▶ [Exercise]
Everything from the line containing "What data populates" through the last line of the records below should be printed exactly, please, and nothing else.

━━ Supplied material ━━

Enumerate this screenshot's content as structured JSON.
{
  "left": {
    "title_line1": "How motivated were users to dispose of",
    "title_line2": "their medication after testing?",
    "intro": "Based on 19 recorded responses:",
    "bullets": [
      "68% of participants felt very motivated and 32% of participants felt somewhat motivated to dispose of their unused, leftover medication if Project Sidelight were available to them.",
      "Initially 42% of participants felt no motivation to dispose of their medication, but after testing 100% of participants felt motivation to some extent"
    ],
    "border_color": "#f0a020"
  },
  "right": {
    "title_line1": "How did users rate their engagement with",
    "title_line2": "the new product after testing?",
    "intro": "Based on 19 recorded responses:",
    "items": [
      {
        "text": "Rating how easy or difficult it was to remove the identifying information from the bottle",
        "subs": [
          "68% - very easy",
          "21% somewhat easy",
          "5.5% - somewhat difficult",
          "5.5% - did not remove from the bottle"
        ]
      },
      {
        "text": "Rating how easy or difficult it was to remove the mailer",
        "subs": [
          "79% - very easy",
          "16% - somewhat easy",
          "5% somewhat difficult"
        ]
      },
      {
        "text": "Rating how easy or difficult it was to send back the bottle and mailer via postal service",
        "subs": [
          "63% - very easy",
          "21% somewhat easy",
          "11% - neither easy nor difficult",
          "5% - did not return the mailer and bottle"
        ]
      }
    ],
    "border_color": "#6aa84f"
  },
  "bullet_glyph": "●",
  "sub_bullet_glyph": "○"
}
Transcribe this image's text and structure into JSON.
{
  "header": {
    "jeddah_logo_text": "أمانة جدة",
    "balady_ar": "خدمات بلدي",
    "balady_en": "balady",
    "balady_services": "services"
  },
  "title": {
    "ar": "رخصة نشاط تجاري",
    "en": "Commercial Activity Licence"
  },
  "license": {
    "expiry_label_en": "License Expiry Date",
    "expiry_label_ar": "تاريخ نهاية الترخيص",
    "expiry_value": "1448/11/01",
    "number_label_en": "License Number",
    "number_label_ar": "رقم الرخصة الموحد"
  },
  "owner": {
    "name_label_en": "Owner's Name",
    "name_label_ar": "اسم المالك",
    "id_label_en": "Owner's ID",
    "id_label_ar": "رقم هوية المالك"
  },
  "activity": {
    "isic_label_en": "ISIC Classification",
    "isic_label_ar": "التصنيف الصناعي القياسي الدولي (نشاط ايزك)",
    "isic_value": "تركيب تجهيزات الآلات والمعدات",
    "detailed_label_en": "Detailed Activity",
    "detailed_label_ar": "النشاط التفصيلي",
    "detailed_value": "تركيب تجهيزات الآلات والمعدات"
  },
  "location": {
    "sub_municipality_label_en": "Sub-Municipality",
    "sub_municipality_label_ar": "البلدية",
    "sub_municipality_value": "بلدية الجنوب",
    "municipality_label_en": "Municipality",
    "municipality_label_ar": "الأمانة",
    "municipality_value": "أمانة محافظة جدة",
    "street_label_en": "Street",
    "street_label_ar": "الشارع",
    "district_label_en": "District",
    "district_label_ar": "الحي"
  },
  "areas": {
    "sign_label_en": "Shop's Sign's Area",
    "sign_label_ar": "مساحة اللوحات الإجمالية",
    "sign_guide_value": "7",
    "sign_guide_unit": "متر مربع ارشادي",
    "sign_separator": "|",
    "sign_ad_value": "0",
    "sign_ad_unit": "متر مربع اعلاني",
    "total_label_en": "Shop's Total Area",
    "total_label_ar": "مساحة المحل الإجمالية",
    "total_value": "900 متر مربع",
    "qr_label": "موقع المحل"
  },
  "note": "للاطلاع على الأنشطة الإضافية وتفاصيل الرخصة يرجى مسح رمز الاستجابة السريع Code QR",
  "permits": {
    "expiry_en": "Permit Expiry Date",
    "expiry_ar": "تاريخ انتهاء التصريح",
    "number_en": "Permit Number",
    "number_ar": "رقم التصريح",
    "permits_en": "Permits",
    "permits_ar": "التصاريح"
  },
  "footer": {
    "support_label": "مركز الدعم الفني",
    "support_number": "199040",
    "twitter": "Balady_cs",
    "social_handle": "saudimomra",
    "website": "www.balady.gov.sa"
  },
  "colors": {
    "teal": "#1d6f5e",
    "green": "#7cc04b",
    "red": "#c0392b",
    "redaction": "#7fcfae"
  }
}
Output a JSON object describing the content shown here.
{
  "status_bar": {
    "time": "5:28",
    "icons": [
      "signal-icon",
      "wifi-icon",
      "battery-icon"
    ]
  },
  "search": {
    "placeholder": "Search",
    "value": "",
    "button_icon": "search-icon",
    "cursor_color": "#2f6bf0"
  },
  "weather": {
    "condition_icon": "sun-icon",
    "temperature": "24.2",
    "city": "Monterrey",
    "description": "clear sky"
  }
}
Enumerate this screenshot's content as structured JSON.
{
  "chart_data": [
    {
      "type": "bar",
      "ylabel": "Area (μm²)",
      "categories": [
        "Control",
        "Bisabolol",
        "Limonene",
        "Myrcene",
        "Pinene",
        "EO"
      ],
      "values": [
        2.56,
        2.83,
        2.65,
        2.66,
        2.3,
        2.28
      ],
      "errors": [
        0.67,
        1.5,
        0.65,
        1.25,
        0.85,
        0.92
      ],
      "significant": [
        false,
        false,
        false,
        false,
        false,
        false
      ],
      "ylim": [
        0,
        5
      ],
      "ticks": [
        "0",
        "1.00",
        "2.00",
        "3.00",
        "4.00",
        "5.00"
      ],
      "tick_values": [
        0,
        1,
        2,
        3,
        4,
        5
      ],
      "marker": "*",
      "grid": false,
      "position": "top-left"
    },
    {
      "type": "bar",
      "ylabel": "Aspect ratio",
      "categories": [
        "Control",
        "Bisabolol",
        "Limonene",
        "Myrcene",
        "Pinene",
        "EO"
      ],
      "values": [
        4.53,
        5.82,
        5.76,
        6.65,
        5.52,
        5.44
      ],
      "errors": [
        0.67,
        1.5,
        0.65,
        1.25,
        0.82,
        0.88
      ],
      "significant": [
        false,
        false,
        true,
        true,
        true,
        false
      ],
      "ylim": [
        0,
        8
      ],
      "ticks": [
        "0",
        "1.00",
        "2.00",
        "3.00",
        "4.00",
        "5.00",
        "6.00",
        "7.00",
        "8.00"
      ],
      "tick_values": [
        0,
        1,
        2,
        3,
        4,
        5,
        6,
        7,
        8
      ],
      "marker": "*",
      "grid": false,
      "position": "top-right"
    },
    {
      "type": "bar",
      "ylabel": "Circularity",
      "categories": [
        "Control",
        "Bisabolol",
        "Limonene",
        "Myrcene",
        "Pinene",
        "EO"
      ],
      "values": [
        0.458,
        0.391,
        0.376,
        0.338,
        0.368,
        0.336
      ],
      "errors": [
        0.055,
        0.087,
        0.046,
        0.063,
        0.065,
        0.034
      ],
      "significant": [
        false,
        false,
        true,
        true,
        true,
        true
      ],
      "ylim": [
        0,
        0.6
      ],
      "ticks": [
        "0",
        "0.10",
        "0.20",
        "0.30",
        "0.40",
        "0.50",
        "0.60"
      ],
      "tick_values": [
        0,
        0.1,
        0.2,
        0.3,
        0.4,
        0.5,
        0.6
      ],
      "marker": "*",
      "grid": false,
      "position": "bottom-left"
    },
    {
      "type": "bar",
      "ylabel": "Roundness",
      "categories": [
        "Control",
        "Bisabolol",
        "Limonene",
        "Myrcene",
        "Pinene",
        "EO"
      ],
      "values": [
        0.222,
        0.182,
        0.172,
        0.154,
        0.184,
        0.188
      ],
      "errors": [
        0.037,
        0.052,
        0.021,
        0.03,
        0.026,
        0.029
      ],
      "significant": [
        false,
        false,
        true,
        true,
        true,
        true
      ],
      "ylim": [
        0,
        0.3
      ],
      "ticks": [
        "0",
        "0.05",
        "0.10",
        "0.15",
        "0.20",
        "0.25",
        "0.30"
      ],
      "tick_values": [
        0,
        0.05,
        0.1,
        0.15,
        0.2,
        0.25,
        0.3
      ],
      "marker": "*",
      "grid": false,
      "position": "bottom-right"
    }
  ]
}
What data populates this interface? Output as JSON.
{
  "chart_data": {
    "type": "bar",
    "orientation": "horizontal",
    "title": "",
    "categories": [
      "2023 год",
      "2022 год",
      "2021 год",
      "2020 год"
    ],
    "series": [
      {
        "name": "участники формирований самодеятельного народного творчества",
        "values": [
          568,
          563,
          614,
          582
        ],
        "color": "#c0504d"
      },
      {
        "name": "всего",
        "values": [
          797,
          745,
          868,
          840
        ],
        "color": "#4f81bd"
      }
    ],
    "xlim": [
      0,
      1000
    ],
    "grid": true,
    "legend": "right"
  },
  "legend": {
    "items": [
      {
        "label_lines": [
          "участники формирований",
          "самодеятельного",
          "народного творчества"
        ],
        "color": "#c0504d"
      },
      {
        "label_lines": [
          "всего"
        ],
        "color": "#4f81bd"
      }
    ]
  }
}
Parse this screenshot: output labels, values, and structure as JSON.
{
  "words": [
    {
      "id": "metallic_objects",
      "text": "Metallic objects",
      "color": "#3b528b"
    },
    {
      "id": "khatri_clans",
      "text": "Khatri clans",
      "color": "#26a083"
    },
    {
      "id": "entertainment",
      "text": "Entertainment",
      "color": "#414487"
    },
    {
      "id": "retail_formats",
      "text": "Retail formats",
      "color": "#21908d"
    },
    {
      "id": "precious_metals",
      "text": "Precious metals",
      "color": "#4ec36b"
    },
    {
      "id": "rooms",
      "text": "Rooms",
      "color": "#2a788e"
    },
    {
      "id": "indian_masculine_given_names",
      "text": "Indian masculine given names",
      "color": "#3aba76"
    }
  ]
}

━━━

▶ [Solution for this problem]
What data populates this interface? Output as JSON.
{
  "chart_data": {
    "type": "bar",
    "orientation": "horizontal",
    "title": "",
    "categories": [
      "2023 год",
      "2022 год",
      "2021 год",
      "2020 год"
    ],
    "series": [
      {
        "name": "участники формирований самодеятельного народного творчества",
        "values": [
          568,
          563,
          614,
          582
        ],
        "color": "#c0504d"
      },
      {
        "name": "всего",
        "values": [
          797,
          745,
          868,
          840
        ],
        "color": "#4f81bd"
      }
    ],
    "xlim": [
      0,
      1000
    ],
    "grid": true,
    "legend": "right"
  },
  "legend": {
    "items": [
      {
        "label_lines": [
          "участники формирований",
          "самодеятельного",
          "народного творчества"
        ],
        "color": "#c0504d"
      },
      {
        "label_lines": [
          "всего"
        ],
        "color": "#4f81bd"
      }
    ]
  }
}
Parse this screenshot: output labels, values, and structure as JSON.
{
  "words": [
    {
      "id": "metallic_objects",
      "text": "Metallic objects",
      "color": "#3b528b"
    },
    {
      "id": "khatri_clans",
      "text": "Khatri clans",
      "color": "#26a083"
    },
    {
      "id": "entertainment",
      "text": "Entertainment",
      "color": "#414487"
    },
    {
      "id": "retail_formats",
      "text": "Retail formats",
      "color": "#21908d"
    },
    {
      "id": "precious_metals",
      "text": "Precious metals",
      "color": "#4ec36b"
    },
    {
      "id": "rooms",
      "text": "Rooms",
      "color": "#2a788e"
    },
    {
      "id": "indian_masculine_given_names",
      "text": "Indian masculine given names",
      "color": "#3aba76"
    }
  ]
}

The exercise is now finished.